_Goal of the exercise_
Lines containing the word "Electoral" should be extracted in full.

Excerpts from a figure dataset:
::::::

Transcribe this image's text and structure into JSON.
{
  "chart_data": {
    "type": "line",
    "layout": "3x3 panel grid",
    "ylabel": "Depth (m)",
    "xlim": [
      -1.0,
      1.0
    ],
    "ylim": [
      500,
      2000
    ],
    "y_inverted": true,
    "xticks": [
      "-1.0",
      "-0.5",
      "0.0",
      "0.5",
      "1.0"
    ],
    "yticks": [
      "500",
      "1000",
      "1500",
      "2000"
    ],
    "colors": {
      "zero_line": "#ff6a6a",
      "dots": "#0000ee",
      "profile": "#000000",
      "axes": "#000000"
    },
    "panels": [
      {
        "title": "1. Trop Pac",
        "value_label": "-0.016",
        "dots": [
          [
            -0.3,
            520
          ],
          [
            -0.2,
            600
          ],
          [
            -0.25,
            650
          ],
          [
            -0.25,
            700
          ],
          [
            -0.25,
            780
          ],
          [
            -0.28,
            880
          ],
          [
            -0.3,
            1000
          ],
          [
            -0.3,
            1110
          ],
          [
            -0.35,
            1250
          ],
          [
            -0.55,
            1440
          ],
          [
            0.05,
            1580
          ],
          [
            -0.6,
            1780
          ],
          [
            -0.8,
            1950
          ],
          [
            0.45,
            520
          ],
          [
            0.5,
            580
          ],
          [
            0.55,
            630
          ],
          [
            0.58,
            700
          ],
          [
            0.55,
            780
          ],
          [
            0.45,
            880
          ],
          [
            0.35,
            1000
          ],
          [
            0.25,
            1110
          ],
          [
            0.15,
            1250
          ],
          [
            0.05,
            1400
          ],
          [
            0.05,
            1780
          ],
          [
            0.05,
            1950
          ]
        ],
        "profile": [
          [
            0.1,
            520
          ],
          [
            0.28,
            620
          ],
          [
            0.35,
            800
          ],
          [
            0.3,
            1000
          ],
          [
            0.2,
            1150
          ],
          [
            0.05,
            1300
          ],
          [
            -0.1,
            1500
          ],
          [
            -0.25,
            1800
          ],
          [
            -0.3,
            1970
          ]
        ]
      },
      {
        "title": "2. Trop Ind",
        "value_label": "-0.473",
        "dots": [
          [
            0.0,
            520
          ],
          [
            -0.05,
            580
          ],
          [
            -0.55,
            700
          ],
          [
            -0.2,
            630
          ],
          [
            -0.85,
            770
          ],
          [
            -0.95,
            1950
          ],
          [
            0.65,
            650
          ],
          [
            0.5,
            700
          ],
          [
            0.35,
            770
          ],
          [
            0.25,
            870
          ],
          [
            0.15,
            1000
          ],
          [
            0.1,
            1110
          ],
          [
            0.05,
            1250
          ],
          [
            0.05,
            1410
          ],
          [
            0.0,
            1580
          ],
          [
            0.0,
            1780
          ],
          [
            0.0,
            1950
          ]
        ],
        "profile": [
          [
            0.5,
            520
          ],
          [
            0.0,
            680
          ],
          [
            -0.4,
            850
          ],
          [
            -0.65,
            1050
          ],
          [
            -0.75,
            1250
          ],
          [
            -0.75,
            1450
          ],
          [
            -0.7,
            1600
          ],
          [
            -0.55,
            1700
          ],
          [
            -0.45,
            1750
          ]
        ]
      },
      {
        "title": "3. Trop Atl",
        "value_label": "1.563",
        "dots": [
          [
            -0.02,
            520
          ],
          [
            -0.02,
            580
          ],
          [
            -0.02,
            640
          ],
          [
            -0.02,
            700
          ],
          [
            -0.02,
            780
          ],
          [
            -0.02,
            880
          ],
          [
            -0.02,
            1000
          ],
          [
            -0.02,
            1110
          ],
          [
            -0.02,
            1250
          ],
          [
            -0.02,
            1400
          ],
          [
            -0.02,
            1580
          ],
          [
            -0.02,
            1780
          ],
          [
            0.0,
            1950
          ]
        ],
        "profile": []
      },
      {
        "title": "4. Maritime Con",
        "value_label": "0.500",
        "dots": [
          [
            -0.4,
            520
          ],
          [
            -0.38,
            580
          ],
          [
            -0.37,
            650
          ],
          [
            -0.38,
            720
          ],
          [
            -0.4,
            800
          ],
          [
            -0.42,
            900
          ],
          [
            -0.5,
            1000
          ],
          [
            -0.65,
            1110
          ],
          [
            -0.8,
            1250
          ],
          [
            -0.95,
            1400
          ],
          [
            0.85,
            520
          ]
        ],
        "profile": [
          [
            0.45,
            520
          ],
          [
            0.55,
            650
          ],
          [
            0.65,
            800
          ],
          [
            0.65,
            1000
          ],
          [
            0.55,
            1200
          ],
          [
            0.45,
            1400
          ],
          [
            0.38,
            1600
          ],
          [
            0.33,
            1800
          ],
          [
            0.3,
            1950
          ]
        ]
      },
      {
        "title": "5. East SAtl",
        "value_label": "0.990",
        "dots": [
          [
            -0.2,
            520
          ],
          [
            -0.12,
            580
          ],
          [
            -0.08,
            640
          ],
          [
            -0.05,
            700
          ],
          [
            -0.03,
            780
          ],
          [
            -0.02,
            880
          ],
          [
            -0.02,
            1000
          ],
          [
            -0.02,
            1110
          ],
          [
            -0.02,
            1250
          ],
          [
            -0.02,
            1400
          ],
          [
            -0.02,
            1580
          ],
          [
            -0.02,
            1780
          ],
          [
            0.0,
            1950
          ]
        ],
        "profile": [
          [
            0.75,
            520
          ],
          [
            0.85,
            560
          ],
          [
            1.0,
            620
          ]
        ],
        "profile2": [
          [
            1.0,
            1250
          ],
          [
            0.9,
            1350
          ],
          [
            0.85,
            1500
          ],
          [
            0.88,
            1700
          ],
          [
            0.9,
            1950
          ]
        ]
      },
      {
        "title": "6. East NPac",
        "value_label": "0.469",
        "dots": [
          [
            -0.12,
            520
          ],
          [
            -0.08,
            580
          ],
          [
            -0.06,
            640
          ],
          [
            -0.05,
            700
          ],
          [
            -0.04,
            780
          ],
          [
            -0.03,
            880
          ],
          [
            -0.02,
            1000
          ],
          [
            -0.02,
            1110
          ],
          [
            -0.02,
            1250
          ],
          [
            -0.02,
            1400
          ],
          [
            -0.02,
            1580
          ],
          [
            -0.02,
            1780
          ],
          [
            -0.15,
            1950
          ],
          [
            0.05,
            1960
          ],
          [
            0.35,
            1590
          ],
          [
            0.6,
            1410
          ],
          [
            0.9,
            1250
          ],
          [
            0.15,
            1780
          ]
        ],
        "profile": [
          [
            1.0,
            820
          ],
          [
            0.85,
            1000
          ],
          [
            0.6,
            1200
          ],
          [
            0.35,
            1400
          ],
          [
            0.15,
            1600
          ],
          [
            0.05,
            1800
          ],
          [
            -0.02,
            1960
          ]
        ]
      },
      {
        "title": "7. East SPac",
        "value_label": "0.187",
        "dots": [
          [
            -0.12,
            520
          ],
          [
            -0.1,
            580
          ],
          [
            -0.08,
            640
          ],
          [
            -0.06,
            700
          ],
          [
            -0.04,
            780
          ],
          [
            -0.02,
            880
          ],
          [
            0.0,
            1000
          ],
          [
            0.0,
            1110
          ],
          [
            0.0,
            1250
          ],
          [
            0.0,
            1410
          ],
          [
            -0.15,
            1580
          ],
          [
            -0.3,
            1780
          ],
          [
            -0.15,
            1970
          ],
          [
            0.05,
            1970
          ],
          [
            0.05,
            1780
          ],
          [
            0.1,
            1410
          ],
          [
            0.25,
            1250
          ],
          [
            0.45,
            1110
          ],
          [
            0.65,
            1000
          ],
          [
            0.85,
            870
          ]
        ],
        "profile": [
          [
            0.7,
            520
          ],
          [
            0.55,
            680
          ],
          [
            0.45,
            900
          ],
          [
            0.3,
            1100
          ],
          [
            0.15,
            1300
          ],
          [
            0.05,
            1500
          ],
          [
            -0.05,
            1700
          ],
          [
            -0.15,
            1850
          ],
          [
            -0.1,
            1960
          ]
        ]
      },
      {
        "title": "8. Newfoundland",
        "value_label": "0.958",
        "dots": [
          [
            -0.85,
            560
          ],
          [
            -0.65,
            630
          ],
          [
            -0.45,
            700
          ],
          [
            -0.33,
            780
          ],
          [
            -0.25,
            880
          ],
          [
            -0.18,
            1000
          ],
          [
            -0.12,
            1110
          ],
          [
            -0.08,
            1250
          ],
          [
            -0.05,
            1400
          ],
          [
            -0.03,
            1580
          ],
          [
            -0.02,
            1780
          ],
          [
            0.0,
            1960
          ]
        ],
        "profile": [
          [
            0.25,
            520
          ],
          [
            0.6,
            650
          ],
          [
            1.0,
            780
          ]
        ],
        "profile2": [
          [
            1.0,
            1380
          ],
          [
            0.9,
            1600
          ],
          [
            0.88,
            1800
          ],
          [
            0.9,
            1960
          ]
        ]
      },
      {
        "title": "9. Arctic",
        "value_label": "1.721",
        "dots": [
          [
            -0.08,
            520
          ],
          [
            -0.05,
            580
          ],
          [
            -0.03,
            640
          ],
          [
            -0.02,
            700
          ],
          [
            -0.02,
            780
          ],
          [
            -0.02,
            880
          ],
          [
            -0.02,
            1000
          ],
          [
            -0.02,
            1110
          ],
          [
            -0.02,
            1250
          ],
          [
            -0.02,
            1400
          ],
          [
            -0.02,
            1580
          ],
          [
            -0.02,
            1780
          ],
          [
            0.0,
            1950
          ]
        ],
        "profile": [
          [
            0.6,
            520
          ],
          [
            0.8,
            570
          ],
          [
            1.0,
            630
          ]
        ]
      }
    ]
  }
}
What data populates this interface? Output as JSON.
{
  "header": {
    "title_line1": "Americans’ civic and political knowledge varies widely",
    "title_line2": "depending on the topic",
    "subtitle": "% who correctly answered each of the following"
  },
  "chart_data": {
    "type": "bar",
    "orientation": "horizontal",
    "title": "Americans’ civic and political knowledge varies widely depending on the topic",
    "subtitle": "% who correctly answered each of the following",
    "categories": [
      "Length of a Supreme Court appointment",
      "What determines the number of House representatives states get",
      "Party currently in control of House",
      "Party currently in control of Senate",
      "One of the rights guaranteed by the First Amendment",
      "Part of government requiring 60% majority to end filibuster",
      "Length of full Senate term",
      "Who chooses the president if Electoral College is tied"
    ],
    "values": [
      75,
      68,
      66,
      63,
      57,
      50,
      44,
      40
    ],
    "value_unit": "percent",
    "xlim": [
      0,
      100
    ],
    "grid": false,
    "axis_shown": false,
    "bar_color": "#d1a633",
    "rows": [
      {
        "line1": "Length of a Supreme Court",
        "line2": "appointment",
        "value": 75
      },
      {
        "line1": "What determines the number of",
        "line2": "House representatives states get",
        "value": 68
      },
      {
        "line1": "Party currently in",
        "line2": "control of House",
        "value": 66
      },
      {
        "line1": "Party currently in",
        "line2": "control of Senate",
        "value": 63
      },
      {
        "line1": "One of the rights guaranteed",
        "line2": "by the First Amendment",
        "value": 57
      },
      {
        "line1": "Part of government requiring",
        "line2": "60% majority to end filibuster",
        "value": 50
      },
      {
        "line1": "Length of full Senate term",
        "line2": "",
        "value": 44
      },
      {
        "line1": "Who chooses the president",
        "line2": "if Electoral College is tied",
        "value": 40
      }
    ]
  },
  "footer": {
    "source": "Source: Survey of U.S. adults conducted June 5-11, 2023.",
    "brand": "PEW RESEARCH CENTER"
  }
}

::::::

_Result of the exercise_
      "Who chooses the president if Electoral College is tied"
        "line2": "if Electoral College is tied",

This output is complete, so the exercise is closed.